Exercise brief:
Copy each line in which the string "prevent" occurs.

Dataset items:
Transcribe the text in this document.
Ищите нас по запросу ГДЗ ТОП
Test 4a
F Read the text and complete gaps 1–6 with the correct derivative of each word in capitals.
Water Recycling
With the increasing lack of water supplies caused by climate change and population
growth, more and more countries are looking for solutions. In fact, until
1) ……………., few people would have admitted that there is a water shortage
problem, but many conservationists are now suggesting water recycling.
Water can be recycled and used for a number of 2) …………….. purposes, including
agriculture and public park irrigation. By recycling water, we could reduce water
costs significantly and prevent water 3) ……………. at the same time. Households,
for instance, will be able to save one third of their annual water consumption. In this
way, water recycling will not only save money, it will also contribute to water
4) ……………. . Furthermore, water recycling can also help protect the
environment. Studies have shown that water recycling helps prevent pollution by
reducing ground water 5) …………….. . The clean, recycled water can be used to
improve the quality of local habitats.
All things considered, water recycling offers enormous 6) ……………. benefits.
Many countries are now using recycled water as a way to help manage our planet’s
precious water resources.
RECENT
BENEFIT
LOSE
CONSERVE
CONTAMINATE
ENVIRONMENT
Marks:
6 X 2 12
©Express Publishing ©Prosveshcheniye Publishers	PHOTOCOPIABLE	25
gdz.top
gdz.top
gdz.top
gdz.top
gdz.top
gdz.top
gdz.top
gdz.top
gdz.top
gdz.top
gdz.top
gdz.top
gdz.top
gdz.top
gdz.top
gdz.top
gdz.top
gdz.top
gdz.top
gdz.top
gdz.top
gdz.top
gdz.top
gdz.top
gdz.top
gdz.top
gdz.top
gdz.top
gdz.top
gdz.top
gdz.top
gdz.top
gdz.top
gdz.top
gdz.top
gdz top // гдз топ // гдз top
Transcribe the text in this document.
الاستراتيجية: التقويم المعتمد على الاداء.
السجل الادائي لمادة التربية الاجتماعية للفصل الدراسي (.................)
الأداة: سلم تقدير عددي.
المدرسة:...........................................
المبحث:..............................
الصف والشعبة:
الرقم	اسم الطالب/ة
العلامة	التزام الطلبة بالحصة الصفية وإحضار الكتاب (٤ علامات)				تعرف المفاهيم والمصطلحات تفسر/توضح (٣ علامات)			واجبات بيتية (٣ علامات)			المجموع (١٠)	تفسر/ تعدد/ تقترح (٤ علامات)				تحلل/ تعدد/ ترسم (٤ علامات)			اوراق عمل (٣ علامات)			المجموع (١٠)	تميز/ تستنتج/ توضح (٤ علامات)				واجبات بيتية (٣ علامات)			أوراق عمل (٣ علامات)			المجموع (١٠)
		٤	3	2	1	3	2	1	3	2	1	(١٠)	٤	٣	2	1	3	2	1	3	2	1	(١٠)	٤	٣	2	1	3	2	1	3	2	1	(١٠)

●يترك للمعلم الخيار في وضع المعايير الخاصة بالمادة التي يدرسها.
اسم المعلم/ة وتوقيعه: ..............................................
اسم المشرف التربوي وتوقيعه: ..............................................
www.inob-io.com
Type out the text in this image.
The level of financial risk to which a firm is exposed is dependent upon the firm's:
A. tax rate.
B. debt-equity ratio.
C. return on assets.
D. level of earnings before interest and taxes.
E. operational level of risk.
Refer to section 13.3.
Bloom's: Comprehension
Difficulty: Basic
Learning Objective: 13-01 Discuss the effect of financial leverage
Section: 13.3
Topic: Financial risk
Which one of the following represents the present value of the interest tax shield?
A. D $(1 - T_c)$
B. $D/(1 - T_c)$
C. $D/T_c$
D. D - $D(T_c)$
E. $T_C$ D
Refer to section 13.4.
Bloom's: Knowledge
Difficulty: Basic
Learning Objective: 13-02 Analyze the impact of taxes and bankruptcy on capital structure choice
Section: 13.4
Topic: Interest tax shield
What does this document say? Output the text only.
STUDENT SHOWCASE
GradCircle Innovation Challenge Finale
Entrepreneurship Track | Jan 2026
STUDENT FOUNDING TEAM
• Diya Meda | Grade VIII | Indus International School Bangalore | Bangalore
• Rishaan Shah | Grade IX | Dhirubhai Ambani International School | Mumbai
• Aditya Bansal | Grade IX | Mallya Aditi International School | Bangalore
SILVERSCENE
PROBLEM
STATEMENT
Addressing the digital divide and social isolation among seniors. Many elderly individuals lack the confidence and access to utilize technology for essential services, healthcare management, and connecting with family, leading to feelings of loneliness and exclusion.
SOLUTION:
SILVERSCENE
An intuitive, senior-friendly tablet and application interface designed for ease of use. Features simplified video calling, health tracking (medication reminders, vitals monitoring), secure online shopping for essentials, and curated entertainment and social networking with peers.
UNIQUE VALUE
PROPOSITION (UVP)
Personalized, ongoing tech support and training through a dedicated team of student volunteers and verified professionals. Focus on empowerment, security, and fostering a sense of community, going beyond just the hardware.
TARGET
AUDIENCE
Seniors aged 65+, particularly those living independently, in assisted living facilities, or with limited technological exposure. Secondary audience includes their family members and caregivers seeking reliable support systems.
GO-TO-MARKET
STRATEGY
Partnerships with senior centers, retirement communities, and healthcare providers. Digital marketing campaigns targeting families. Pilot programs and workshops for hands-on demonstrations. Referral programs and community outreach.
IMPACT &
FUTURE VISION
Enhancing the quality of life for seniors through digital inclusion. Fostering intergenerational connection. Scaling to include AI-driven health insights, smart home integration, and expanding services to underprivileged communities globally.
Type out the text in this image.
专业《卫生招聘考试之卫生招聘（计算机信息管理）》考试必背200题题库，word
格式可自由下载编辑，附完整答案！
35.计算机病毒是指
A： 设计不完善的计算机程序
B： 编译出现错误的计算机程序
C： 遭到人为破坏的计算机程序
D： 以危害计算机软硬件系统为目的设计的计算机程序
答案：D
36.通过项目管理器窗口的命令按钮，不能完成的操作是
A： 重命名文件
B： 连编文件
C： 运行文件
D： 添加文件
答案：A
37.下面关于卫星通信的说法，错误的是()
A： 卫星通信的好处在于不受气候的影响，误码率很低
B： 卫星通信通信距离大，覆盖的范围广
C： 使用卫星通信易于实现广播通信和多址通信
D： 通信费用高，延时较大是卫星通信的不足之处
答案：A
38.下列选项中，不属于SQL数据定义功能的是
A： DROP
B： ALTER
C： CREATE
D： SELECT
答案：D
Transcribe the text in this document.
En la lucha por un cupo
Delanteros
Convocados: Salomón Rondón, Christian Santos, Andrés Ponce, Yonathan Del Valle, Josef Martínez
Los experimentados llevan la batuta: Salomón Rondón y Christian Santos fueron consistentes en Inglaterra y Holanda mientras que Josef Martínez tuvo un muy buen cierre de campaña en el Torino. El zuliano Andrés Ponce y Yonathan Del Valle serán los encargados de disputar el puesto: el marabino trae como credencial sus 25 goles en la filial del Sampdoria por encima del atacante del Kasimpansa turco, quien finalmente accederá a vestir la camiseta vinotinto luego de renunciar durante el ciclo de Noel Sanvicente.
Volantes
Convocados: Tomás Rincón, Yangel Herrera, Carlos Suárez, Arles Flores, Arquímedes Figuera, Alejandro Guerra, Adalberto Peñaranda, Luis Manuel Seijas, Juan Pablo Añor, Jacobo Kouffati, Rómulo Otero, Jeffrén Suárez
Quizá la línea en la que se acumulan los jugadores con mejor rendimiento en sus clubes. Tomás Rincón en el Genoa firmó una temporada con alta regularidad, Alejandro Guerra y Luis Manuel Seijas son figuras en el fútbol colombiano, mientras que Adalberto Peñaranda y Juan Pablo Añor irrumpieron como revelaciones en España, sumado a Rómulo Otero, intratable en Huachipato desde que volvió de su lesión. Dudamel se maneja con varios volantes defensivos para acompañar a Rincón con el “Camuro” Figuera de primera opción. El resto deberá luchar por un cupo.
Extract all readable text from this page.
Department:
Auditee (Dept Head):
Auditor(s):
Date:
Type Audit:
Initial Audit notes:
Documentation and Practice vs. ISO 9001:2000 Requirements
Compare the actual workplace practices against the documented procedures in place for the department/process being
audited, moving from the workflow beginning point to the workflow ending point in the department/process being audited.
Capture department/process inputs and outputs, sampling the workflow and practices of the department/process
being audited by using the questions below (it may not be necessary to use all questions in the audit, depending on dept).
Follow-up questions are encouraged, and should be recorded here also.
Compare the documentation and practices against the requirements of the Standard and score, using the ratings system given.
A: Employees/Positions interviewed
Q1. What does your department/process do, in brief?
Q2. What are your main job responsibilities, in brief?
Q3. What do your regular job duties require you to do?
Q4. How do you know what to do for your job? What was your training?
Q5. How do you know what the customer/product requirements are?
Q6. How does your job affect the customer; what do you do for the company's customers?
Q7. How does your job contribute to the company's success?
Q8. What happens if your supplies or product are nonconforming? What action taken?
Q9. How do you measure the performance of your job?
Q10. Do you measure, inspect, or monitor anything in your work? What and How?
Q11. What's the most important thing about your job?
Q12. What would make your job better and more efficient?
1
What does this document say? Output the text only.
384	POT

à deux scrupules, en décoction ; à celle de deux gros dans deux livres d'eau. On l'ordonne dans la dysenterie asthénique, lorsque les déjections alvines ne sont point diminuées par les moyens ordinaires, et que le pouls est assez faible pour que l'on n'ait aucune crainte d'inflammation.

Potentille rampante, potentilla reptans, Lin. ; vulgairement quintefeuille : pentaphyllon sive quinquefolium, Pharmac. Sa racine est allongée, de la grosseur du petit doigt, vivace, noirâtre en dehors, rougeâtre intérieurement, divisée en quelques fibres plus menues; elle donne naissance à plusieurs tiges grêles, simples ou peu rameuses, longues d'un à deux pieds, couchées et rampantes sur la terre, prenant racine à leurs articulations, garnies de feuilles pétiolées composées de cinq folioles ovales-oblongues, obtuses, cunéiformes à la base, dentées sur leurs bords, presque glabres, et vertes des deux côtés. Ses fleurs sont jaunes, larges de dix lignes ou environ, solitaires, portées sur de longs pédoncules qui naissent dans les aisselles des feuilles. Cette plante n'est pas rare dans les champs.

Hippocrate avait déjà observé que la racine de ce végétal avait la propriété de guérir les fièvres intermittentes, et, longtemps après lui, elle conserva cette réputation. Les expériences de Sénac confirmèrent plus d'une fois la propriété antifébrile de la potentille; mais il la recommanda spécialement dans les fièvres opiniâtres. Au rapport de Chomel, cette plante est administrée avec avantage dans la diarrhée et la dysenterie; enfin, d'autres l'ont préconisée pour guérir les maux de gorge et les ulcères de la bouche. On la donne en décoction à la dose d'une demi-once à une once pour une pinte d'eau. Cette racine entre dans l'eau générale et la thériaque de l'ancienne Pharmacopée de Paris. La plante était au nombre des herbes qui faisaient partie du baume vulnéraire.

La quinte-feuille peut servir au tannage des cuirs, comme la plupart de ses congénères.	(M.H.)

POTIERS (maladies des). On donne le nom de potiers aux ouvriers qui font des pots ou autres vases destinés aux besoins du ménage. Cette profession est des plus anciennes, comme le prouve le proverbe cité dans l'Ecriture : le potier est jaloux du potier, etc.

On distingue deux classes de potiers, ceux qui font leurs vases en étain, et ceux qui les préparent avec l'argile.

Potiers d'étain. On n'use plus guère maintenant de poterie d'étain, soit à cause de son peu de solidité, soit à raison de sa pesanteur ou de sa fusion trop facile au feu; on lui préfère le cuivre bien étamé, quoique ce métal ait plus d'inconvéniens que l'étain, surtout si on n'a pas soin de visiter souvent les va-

Task result:
costs significantly and prevent water 3) ……………. at the same time. Households,
environment. Studies have shown that water recycling helps prevent pollution by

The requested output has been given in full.